[TASK] Work out how many lines hold the string "title". The answer is a single number, nothing more.

** BEGIN SUPPLIED MATERIAL **

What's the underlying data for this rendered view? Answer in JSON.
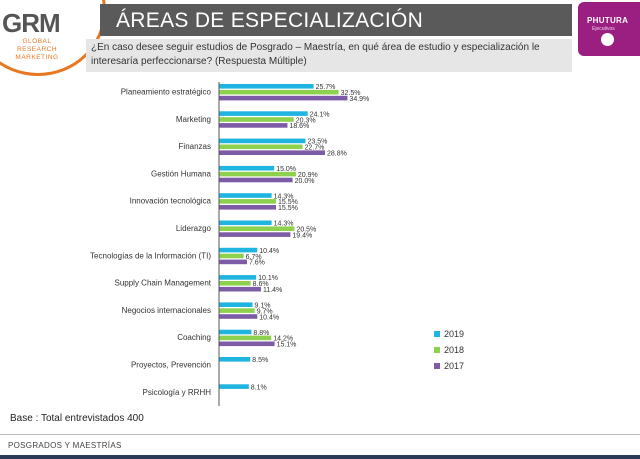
{
  "header": {
    "logo_left_main": "GRM",
    "logo_left_sub": "GLOBAL RESEARCH MARKETING",
    "title": "ÁREAS DE ESPECIALIZACIÓN",
    "logo_right_main": "PHUTURA",
    "logo_right_sub": "Ejecutivos"
  },
  "question": "¿En caso desee seguir estudios de Posgrado – Maestría, en qué área de estudio y especialización le interesaría perfeccionarse? (Respuesta Múltiple)",
  "footnote": "Base : Total entrevistados 400",
  "footer": "POSGRADOS Y MAESTRÍAS",
  "chart_data": {
    "type": "bar",
    "orientation": "horizontal",
    "categories": [
      "Planeamiento estratégico",
      "Marketing",
      "Finanzas",
      "Gestión Humana",
      "Innovación tecnológica",
      "Liderazgo",
      "Tecnologías de la Información (TI)",
      "Supply Chain Management",
      "Negocios internacionales",
      "Coaching",
      "Proyectos, Prevención",
      "Psicología y RRHH"
    ],
    "series": [
      {
        "name": "2019",
        "color": "#1fb5e0",
        "values": [
          25.7,
          24.1,
          23.5,
          15.0,
          14.3,
          14.3,
          10.4,
          10.1,
          9.1,
          8.8,
          8.5,
          8.1
        ]
      },
      {
        "name": "2018",
        "color": "#8dd14f",
        "values": [
          32.5,
          20.3,
          22.7,
          20.9,
          15.5,
          20.5,
          6.7,
          8.6,
          9.7,
          14.2,
          null,
          null
        ]
      },
      {
        "name": "2017",
        "color": "#7d5ba6",
        "values": [
          34.9,
          18.6,
          28.8,
          20.0,
          15.5,
          19.4,
          7.6,
          11.4,
          10.4,
          15.1,
          null,
          null
        ]
      }
    ],
    "value_labels": [
      [
        "25.7%",
        "24.1%",
        "23.5%",
        "15.0%",
        "14.3%",
        "14.3%",
        "10.4%",
        "10.1%",
        "9.1%",
        "8.8%",
        "8.5%",
        "8.1%"
      ],
      [
        "32.5%",
        "20.3%",
        "22.7%",
        "20.9%",
        "15.5%",
        "20.5%",
        "6.7%",
        "8.6%",
        "9.7%",
        "14.2%",
        "",
        ""
      ],
      [
        "34.9%",
        "18.6%",
        "28.8%",
        "20.0%",
        "15.5%",
        "19.4%",
        "7.6%",
        "11.4%",
        "10.4%",
        "15.1%",
        "",
        ""
      ]
    ],
    "legend_position": "right",
    "grid": false
  }
}
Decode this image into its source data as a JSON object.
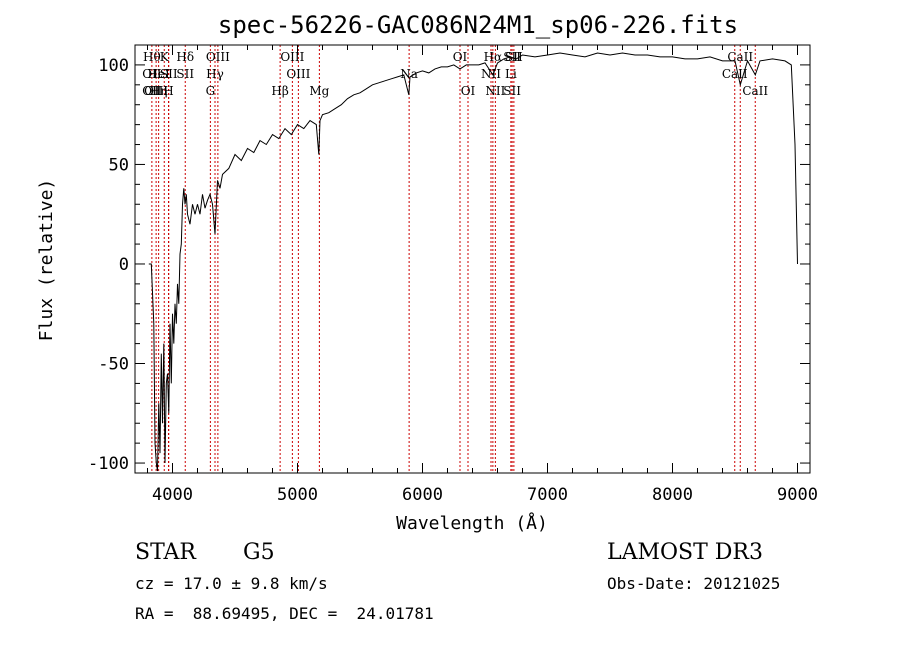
{
  "chart_data": {
    "type": "line",
    "title": "spec-56226-GAC086N24M1_sp06-226.fits",
    "xlabel": "Wavelength (Å)",
    "ylabel": "Flux (relative)",
    "xlim": [
      3700,
      9100
    ],
    "ylim": [
      -105,
      110
    ],
    "xticks": [
      4000,
      5000,
      6000,
      7000,
      8000,
      9000
    ],
    "yticks": [
      -100,
      -50,
      0,
      50,
      100
    ],
    "grid": false,
    "line_color": "#000000",
    "marker_color": "#cc0000",
    "series": [
      {
        "x": [
          3810,
          3830,
          3850,
          3860,
          3870,
          3880,
          3890,
          3900,
          3910,
          3920,
          3930,
          3940,
          3950,
          3960,
          3970,
          3980,
          3990,
          4000,
          4010,
          4020,
          4030,
          4040,
          4050,
          4060,
          4070,
          4080,
          4090,
          4100,
          4110,
          4120,
          4140,
          4160,
          4180,
          4200,
          4220,
          4240,
          4260,
          4280,
          4300,
          4320,
          4340,
          4360,
          4380,
          4400,
          4450,
          4500,
          4550,
          4600,
          4650,
          4700,
          4750,
          4800,
          4850,
          4900,
          4950,
          5000,
          5050,
          5100,
          5150,
          5170,
          5180,
          5200,
          5250,
          5300,
          5350,
          5400,
          5450,
          5500,
          5550,
          5600,
          5650,
          5700,
          5750,
          5800,
          5850,
          5890,
          5900,
          5950,
          6000,
          6050,
          6100,
          6150,
          6200,
          6250,
          6300,
          6350,
          6400,
          6450,
          6500,
          6563,
          6600,
          6650,
          6700,
          6750,
          6800,
          6900,
          7000,
          7100,
          7200,
          7300,
          7400,
          7500,
          7600,
          7700,
          7800,
          7900,
          8000,
          8100,
          8200,
          8300,
          8400,
          8500,
          8542,
          8600,
          8662,
          8700,
          8800,
          8900,
          8950,
          8980,
          9000
        ],
        "y": [
          0,
          0,
          -30,
          -90,
          -100,
          -104,
          -70,
          -95,
          -45,
          -80,
          -40,
          -100,
          -60,
          -55,
          -75,
          -30,
          -60,
          -25,
          -40,
          -20,
          -30,
          -10,
          -20,
          5,
          10,
          30,
          38,
          30,
          35,
          25,
          20,
          30,
          25,
          30,
          25,
          35,
          28,
          32,
          35,
          30,
          15,
          42,
          38,
          45,
          48,
          55,
          52,
          58,
          56,
          62,
          60,
          65,
          63,
          68,
          65,
          70,
          68,
          72,
          70,
          55,
          72,
          75,
          76,
          78,
          80,
          83,
          85,
          86,
          88,
          90,
          91,
          92,
          93,
          94,
          95,
          85,
          94,
          96,
          97,
          96,
          98,
          99,
          99,
          100,
          98,
          100,
          100,
          100,
          101,
          95,
          101,
          103,
          104,
          103,
          105,
          104,
          105,
          106,
          105,
          104,
          106,
          105,
          106,
          105,
          105,
          104,
          104,
          103,
          103,
          104,
          102,
          102,
          90,
          102,
          95,
          102,
          103,
          102,
          100,
          60,
          0
        ]
      }
    ],
    "lines": [
      {
        "x": 3835,
        "labels": [
          "Hθ",
          "OII",
          "OII"
        ]
      },
      {
        "x": 3869,
        "labels": [
          "",
          "",
          "OIII"
        ]
      },
      {
        "x": 3889,
        "labels": [
          "",
          "HeI",
          "Hη"
        ]
      },
      {
        "x": 3934,
        "labels": [
          "K",
          "",
          ""
        ]
      },
      {
        "x": 3968,
        "labels": [
          "",
          "",
          "H"
        ]
      },
      {
        "x": 3970,
        "labels": [
          "",
          "SII",
          ""
        ]
      },
      {
        "x": 4102,
        "labels": [
          "Hδ",
          "SII",
          ""
        ]
      },
      {
        "x": 4303,
        "labels": [
          "",
          "",
          "G"
        ]
      },
      {
        "x": 4340,
        "labels": [
          "",
          "Hγ",
          ""
        ]
      },
      {
        "x": 4363,
        "labels": [
          "OIII",
          "",
          ""
        ]
      },
      {
        "x": 4861,
        "labels": [
          "",
          "",
          "Hβ"
        ]
      },
      {
        "x": 4959,
        "labels": [
          "OIII",
          "",
          ""
        ]
      },
      {
        "x": 5007,
        "labels": [
          "",
          "OIII",
          ""
        ]
      },
      {
        "x": 5175,
        "labels": [
          "",
          "",
          "Mg"
        ]
      },
      {
        "x": 5893,
        "labels": [
          "",
          "Na",
          ""
        ]
      },
      {
        "x": 6300,
        "labels": [
          "OI",
          "",
          ""
        ]
      },
      {
        "x": 6364,
        "labels": [
          "",
          "",
          "OI"
        ]
      },
      {
        "x": 6548,
        "labels": [
          "",
          "NII",
          ""
        ]
      },
      {
        "x": 6563,
        "labels": [
          "Hα",
          "",
          ""
        ]
      },
      {
        "x": 6583,
        "labels": [
          "",
          "",
          "NII"
        ]
      },
      {
        "x": 6707,
        "labels": [
          "",
          "Li",
          ""
        ]
      },
      {
        "x": 6717,
        "labels": [
          "SII",
          "",
          "SII"
        ]
      },
      {
        "x": 6731,
        "labels": [
          "SII",
          "",
          ""
        ]
      },
      {
        "x": 8498,
        "labels": [
          "",
          "CaII",
          ""
        ]
      },
      {
        "x": 8542,
        "labels": [
          "CaII",
          "",
          ""
        ]
      },
      {
        "x": 8662,
        "labels": [
          "",
          "",
          "CaII"
        ]
      }
    ]
  },
  "info": {
    "class": "STAR",
    "subclass": "G5",
    "survey": "LAMOST DR3",
    "cz": "cz = 17.0 ± 9.8 km/s",
    "obs_date": "Obs-Date: 20121025",
    "coords": "RA =  88.69495, DEC =  24.01781"
  }
}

** END SUPPLIED MATERIAL **

[PROBLEM SOLUTION] 2